Among the lines below, list those containing the string "this".
# Start of Information supplied
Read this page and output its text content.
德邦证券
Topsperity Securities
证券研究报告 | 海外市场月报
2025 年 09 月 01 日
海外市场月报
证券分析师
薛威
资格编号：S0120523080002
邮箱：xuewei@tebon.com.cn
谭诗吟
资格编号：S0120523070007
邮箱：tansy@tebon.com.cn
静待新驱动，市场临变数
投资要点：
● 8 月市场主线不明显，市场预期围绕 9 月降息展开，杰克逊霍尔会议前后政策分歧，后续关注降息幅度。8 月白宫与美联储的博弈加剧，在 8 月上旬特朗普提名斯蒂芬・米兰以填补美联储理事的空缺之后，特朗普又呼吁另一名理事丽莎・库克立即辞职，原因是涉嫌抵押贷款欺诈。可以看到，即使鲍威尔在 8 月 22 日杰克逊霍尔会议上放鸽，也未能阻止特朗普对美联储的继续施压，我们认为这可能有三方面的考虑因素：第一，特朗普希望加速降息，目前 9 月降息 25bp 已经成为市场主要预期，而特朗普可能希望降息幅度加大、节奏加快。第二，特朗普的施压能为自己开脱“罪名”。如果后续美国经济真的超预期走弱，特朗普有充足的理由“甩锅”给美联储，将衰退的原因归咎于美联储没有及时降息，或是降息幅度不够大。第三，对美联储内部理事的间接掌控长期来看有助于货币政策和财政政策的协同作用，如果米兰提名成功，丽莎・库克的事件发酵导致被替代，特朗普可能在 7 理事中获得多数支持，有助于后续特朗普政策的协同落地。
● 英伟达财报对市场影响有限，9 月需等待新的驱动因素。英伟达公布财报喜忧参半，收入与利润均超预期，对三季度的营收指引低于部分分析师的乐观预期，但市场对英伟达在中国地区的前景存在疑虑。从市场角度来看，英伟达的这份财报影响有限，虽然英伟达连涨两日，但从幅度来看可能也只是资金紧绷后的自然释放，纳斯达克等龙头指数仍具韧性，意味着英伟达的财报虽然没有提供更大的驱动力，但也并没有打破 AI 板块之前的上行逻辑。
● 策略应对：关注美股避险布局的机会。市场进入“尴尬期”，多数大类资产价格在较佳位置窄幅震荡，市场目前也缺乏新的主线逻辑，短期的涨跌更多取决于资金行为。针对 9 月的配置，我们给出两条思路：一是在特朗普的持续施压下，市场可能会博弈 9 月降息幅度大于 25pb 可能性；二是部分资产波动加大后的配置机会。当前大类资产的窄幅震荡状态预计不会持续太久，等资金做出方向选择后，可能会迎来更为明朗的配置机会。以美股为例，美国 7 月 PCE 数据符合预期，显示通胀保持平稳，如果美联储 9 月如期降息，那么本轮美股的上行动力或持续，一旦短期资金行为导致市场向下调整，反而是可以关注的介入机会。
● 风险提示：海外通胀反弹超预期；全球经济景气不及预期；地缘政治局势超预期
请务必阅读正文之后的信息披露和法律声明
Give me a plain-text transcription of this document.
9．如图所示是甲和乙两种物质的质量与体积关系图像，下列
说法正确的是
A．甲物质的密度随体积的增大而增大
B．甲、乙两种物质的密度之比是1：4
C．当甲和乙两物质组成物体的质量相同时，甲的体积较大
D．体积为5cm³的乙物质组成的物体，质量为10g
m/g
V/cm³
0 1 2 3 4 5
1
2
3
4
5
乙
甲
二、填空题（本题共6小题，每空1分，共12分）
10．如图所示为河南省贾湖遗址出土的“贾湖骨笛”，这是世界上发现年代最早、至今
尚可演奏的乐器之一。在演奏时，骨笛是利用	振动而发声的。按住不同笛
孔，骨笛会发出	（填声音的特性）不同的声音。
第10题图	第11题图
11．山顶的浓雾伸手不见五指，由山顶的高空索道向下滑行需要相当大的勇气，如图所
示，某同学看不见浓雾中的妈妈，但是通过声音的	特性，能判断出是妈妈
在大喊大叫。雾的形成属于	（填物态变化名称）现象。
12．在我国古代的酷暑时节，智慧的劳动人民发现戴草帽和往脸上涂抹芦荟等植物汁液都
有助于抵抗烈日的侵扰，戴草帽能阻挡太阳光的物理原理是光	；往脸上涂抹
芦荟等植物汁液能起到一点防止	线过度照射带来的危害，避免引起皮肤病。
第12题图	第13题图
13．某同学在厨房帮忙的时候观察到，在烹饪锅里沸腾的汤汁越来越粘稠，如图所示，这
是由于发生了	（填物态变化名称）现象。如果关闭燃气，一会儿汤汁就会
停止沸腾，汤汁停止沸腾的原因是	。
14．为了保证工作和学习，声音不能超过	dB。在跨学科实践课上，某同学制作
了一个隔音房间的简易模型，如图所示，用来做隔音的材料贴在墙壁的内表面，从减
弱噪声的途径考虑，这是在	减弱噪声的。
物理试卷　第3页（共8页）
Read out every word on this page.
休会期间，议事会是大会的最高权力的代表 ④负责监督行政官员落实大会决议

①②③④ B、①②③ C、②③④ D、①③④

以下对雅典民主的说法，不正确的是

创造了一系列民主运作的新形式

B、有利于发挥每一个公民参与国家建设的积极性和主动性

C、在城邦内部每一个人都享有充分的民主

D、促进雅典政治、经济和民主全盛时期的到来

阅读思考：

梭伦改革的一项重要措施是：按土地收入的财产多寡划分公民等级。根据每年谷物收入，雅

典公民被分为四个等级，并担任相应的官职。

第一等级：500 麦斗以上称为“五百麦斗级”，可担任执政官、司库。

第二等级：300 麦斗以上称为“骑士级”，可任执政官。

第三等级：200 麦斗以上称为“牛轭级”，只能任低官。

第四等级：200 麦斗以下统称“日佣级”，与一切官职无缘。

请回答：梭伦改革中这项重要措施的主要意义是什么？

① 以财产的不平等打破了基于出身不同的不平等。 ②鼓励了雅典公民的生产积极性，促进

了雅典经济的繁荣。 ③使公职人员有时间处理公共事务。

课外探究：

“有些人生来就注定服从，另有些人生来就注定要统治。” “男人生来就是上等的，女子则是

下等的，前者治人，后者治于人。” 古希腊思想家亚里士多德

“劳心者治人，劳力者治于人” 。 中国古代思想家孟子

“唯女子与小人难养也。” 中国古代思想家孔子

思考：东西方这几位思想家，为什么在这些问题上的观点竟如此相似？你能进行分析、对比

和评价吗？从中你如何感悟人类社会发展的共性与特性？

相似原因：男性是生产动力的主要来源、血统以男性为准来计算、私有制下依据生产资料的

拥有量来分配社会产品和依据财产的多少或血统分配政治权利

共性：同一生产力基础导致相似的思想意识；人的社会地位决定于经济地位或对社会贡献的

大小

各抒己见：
# End of Information supplied
Reply to the task ▸
Read this page and output its text content.
Give me a plain-text transcription of this document.
Read out every word on this page.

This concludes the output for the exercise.